▶ [Exercise task] Among the entries, which lines carry the string "วคราว"? Copy each of them.

▶ [The data]
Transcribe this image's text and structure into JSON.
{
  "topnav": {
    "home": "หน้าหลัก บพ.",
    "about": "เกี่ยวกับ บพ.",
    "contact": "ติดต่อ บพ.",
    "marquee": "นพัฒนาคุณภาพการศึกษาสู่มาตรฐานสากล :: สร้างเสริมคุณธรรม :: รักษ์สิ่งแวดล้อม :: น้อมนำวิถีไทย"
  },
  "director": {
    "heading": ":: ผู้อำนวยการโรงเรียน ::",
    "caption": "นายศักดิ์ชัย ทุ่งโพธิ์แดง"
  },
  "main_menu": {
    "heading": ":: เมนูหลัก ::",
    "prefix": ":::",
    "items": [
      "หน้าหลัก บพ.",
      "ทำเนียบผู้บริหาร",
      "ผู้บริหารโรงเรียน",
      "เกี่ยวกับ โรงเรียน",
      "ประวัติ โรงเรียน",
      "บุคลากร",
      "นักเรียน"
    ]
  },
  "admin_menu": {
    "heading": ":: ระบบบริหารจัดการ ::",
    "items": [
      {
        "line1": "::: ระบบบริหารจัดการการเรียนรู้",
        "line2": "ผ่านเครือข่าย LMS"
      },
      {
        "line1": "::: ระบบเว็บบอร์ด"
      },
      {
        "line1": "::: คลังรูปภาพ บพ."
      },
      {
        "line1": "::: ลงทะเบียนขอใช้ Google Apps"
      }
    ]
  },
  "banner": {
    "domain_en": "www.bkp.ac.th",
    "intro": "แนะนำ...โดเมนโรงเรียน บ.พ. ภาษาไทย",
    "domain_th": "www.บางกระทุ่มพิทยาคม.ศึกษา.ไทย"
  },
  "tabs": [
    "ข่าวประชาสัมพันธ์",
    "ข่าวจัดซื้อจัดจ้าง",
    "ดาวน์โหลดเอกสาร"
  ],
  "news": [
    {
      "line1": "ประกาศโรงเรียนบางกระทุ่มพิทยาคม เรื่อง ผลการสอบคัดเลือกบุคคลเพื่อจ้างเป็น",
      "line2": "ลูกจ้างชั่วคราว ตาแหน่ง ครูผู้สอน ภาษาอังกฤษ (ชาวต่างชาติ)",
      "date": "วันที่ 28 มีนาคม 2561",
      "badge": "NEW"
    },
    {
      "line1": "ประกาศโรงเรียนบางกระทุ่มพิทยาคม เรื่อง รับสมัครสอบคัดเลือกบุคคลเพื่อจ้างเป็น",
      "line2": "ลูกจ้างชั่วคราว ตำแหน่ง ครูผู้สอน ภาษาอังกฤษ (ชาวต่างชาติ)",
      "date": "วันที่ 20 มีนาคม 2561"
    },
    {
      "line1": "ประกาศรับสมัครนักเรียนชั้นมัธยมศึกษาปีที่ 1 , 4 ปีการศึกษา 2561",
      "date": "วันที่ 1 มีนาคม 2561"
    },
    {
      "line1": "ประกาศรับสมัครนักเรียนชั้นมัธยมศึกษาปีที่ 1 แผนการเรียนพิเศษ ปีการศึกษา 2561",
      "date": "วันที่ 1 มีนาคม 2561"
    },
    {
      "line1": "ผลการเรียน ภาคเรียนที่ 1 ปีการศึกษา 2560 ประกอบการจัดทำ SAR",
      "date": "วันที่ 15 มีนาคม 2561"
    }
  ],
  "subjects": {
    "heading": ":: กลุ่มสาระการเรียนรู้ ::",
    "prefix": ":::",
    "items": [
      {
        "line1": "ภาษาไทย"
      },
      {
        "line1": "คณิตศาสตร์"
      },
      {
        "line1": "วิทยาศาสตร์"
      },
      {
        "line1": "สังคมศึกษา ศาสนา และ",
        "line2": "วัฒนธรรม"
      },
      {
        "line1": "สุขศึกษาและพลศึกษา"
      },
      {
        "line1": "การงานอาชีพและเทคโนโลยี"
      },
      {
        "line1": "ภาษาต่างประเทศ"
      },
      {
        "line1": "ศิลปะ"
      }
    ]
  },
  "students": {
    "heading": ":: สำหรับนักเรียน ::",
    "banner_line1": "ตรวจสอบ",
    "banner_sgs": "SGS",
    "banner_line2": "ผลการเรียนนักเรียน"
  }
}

▶ [Output for this task]
      "line2": "ลูกจ้างชั่วคราว ตาแหน่ง ครูผู้สอน ภาษาอังกฤษ (ชาวต่างชาติ)",
      "line2": "ลูกจ้างชั่วคราว ตำแหน่ง ครูผู้สอน ภาษาอังกฤษ (ชาวต่างชาติ)",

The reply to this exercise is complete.